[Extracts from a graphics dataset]
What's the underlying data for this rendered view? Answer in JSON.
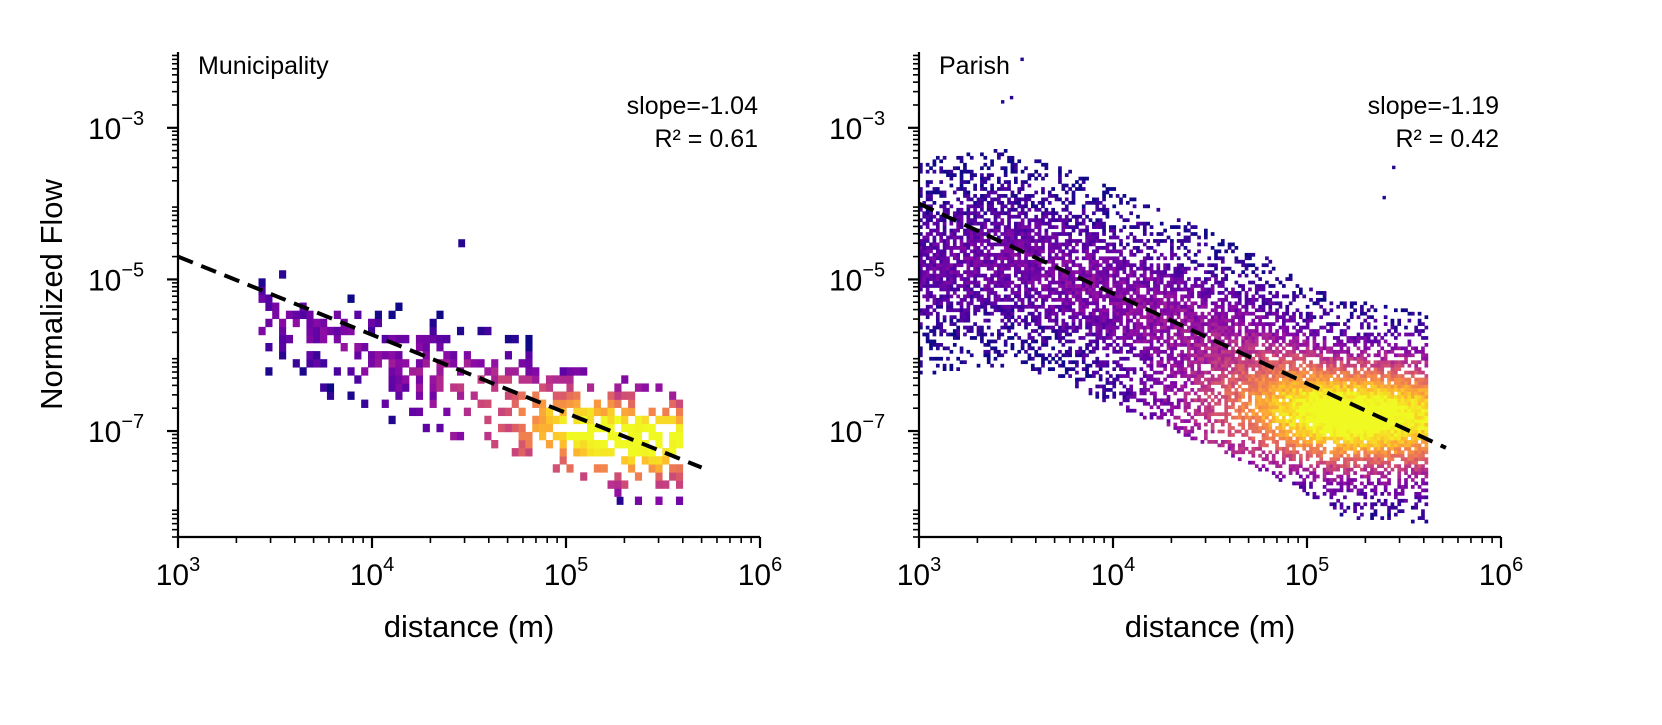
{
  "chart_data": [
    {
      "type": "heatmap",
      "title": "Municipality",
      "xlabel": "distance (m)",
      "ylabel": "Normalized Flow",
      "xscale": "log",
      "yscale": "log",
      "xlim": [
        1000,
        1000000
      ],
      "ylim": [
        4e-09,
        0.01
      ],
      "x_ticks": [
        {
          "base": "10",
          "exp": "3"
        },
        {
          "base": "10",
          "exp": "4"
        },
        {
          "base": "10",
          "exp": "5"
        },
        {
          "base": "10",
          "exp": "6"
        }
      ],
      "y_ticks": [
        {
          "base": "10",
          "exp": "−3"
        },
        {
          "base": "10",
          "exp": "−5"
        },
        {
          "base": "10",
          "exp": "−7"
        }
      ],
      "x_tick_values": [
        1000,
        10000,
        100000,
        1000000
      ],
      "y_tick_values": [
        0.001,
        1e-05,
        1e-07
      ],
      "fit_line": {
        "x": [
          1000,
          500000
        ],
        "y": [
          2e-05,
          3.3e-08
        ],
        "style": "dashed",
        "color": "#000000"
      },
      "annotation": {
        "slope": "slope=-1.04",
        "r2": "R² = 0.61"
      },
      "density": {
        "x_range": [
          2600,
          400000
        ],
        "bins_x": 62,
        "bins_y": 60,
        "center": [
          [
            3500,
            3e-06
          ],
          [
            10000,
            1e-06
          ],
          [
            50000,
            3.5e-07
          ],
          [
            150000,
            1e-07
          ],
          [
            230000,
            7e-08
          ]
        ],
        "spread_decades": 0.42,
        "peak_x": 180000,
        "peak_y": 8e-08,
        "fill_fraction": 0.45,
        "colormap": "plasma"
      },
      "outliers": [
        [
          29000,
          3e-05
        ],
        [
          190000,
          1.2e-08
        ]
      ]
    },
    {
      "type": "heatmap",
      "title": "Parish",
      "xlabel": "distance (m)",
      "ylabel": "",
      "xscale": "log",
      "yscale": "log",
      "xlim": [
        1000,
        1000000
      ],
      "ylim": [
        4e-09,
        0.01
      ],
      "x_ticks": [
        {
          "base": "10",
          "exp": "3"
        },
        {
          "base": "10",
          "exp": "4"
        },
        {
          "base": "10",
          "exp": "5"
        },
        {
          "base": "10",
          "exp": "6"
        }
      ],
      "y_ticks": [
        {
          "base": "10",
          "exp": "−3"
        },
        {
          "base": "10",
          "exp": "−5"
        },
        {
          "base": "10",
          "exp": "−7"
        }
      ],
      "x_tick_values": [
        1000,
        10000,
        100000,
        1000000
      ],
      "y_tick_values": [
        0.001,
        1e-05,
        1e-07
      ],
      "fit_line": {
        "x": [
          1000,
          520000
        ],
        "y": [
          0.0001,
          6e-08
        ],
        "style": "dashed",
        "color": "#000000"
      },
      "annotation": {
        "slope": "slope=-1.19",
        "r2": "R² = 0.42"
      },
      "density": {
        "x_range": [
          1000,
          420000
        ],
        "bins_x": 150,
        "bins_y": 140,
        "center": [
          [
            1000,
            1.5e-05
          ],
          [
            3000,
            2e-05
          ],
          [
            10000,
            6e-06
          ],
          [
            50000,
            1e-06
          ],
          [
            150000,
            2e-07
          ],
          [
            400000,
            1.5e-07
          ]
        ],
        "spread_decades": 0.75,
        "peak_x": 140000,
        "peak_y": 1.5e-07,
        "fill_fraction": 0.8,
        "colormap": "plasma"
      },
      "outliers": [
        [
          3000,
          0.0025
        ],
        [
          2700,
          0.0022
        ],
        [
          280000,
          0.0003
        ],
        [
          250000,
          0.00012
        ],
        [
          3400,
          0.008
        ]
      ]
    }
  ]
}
==
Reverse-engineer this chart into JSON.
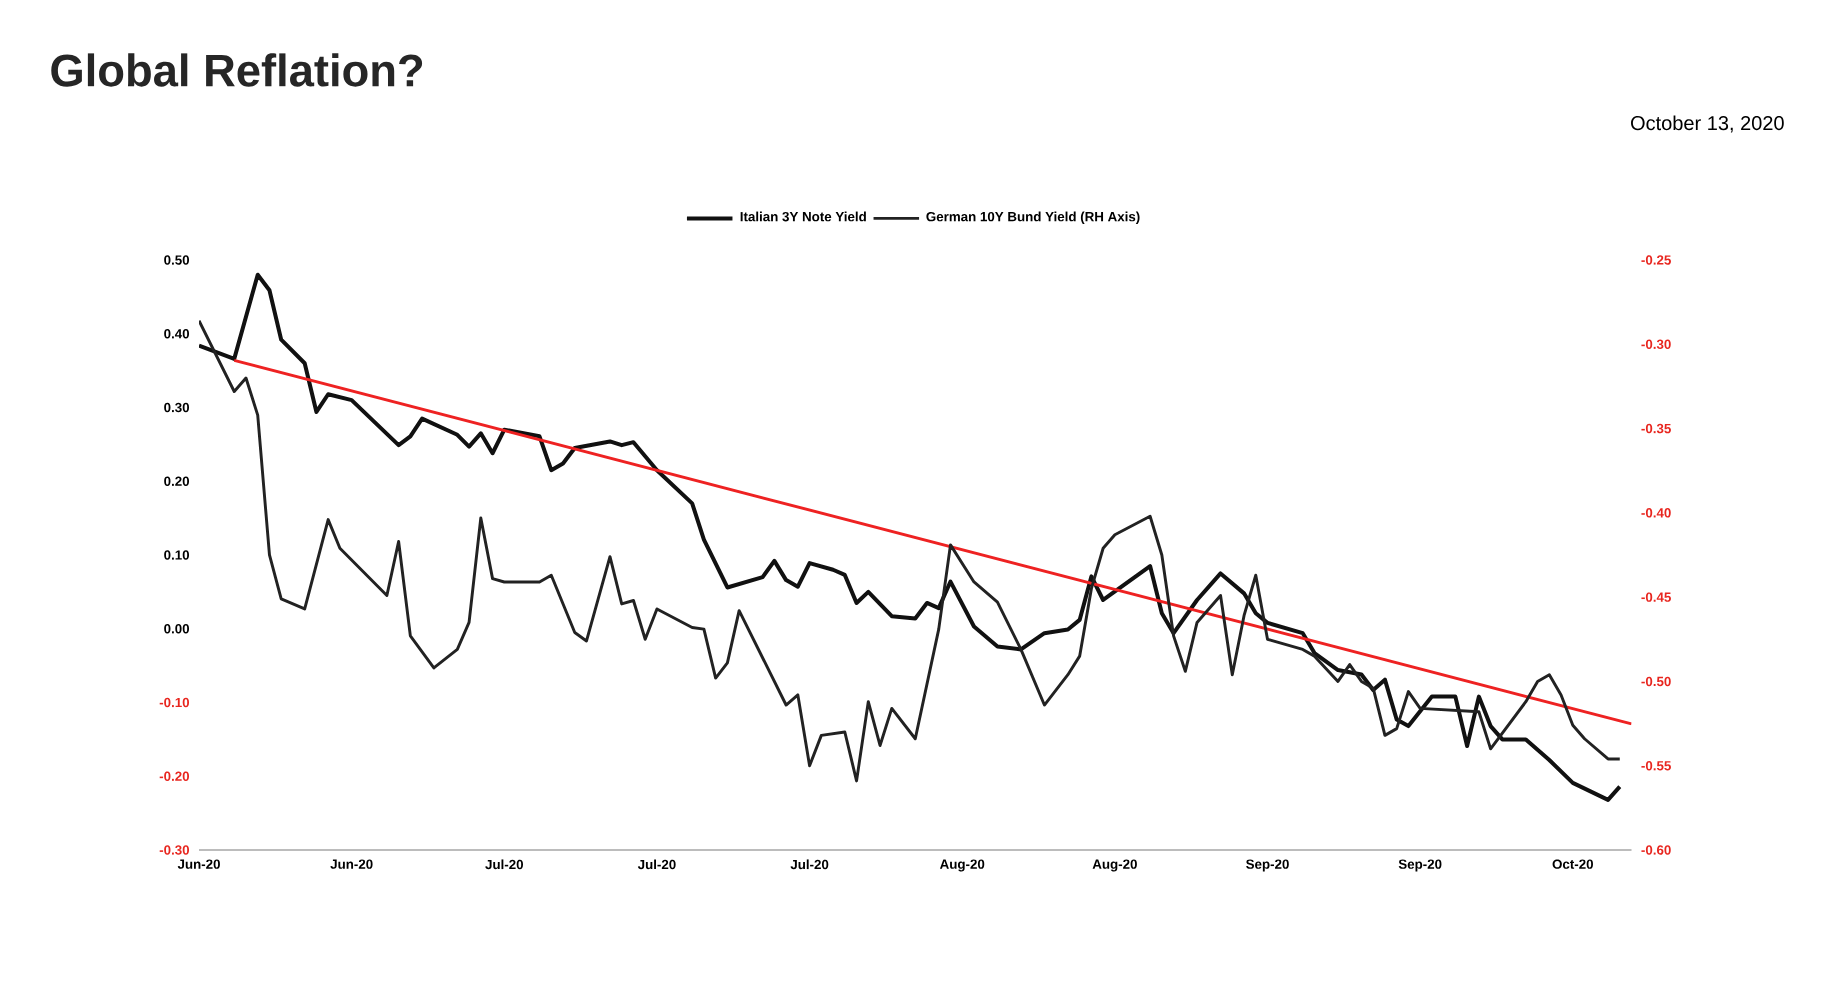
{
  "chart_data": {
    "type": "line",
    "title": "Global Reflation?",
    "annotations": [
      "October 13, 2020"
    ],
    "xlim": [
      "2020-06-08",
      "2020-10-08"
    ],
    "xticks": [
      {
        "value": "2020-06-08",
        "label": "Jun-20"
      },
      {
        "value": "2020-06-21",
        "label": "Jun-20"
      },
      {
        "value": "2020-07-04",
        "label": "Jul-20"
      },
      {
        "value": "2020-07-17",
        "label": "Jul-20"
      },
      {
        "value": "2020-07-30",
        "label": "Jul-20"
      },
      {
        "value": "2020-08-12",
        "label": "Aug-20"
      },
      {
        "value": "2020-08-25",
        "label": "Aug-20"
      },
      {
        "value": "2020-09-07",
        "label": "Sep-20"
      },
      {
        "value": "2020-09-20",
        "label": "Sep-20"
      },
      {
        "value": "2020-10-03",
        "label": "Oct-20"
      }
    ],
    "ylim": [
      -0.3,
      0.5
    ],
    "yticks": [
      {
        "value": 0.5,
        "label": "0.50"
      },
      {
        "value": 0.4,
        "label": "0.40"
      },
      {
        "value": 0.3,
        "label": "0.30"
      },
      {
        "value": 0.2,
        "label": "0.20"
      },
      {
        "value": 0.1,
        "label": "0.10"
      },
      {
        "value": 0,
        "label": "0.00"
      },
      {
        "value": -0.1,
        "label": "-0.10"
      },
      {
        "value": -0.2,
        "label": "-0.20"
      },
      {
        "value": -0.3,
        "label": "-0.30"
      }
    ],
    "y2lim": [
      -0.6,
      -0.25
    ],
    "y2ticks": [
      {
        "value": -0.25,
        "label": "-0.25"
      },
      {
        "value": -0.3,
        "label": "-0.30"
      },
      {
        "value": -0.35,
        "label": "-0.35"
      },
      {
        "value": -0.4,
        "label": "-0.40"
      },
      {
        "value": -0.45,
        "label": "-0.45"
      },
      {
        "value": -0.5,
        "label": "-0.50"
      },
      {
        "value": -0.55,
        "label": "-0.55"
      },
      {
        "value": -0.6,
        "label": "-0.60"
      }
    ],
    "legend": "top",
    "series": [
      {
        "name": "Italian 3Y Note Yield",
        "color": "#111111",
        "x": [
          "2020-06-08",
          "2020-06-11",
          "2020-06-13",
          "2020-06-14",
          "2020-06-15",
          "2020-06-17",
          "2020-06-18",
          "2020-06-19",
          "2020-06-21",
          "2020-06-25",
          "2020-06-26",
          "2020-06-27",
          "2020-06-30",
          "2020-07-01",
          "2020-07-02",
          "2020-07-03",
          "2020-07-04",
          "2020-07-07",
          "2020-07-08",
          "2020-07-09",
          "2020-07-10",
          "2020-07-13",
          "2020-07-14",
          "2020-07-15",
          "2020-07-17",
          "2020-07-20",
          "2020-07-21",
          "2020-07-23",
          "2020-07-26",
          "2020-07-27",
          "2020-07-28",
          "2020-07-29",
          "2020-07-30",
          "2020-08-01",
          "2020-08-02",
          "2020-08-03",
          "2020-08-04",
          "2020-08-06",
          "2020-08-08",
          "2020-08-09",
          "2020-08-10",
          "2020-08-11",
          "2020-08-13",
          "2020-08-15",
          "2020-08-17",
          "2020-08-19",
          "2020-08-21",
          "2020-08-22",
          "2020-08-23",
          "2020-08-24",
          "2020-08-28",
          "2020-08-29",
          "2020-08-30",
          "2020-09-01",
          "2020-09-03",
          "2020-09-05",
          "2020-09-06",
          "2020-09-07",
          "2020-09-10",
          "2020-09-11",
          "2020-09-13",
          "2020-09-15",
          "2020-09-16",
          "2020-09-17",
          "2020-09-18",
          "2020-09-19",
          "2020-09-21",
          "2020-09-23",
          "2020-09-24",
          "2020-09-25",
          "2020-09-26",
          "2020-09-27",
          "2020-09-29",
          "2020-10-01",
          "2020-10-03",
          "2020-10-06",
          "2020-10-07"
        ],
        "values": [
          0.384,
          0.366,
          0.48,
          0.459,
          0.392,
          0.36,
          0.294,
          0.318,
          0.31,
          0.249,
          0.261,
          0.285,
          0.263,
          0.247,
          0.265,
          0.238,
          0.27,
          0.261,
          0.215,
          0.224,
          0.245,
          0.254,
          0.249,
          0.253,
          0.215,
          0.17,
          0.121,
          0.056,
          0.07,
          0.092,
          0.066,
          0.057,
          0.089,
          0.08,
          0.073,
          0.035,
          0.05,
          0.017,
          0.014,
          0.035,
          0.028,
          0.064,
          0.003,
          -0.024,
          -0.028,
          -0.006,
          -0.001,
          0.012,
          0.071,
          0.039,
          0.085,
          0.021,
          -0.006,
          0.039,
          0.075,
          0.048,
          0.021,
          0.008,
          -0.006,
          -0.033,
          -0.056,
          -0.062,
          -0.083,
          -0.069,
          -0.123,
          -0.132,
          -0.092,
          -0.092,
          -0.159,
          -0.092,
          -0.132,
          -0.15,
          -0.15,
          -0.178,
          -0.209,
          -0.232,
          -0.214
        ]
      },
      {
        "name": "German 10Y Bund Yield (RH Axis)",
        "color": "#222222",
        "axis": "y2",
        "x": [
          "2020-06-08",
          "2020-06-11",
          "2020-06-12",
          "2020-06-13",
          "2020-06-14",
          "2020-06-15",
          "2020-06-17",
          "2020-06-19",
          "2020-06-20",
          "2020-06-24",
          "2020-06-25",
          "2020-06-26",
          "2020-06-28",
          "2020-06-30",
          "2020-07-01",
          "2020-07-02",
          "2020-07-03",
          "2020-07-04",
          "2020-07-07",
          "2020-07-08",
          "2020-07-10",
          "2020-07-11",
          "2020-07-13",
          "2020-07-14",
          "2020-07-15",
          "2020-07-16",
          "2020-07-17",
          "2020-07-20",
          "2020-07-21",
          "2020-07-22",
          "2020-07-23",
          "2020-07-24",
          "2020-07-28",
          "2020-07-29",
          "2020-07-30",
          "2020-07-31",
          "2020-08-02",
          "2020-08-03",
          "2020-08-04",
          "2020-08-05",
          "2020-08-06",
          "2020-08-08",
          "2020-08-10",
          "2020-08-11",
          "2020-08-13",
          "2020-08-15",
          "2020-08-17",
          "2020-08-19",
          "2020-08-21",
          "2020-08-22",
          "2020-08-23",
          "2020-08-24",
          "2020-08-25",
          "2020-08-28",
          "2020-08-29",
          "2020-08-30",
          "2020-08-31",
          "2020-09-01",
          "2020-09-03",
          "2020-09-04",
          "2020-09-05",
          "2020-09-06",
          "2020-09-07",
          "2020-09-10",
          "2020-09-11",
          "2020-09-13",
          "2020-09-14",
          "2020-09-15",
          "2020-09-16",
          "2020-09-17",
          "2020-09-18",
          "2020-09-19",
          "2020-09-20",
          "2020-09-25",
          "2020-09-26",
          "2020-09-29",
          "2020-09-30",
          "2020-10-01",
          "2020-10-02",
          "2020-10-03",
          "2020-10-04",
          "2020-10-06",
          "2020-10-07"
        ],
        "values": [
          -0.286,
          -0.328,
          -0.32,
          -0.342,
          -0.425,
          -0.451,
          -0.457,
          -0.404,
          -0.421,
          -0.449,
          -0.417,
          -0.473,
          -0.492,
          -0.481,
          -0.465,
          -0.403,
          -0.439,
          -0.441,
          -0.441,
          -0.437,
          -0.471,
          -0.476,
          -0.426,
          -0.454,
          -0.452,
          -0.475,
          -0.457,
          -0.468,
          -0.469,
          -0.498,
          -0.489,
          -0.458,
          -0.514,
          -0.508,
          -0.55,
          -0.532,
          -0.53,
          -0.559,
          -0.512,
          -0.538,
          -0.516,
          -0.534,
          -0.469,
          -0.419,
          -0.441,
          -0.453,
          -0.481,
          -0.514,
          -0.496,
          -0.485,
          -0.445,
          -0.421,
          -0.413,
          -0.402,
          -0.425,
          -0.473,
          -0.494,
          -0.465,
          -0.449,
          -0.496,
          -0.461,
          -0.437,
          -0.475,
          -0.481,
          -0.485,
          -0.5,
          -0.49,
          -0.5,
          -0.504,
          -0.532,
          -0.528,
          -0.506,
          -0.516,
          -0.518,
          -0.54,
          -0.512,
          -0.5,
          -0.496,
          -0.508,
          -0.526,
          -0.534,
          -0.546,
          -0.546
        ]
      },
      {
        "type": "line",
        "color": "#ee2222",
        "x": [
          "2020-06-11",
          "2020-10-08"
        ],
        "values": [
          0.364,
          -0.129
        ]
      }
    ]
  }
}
==
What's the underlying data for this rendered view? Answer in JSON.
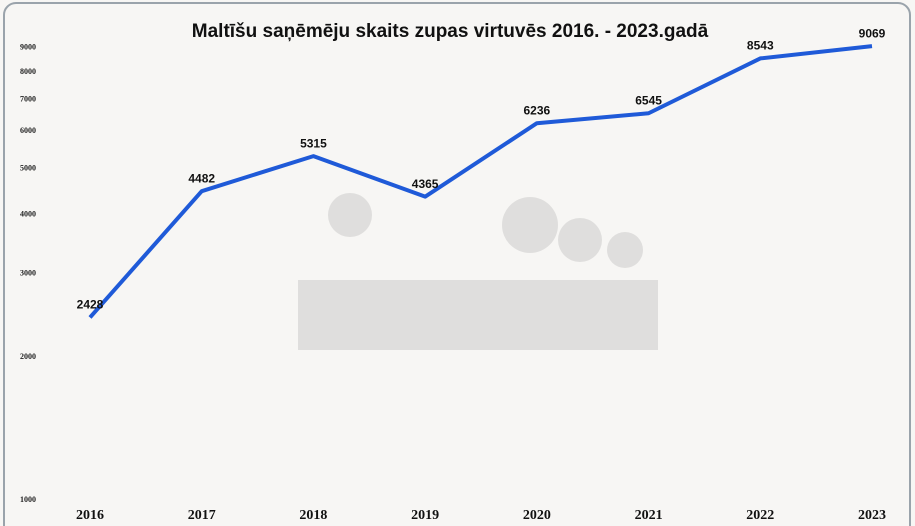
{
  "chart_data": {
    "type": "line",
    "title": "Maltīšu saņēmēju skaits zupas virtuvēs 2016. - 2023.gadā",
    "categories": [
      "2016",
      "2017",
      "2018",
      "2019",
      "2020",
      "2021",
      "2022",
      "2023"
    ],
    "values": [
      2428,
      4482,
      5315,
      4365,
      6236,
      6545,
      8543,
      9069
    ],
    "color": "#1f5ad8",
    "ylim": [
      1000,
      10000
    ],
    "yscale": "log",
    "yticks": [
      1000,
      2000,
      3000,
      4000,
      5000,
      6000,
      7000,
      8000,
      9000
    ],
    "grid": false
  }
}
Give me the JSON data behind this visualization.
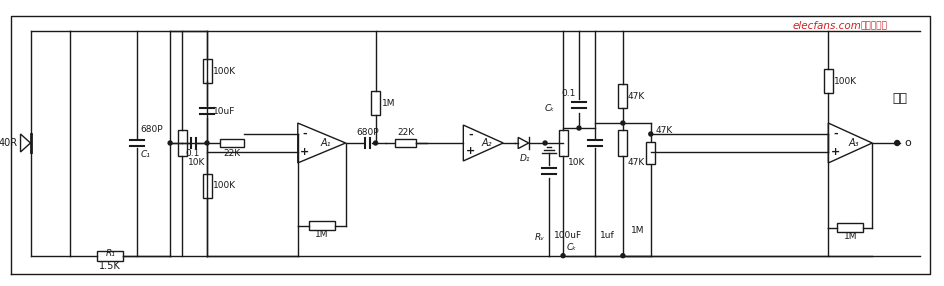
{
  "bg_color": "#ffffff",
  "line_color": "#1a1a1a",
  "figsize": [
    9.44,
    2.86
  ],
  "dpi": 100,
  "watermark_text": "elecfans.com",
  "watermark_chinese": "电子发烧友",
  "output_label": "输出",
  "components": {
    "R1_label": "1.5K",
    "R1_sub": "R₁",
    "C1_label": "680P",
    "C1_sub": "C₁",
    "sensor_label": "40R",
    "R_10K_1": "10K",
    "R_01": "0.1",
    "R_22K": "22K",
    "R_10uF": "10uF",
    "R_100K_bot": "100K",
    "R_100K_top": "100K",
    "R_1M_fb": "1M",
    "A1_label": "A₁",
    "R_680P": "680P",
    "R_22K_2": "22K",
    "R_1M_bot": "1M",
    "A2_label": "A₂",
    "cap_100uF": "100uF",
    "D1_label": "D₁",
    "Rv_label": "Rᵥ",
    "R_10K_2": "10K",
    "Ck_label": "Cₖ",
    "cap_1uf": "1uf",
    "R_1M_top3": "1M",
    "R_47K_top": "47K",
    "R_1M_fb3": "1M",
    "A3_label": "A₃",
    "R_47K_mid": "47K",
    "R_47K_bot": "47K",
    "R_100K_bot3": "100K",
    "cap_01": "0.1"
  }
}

What this task involves: Write down only how many lines in the listing contain the word "title".

Written solution: 4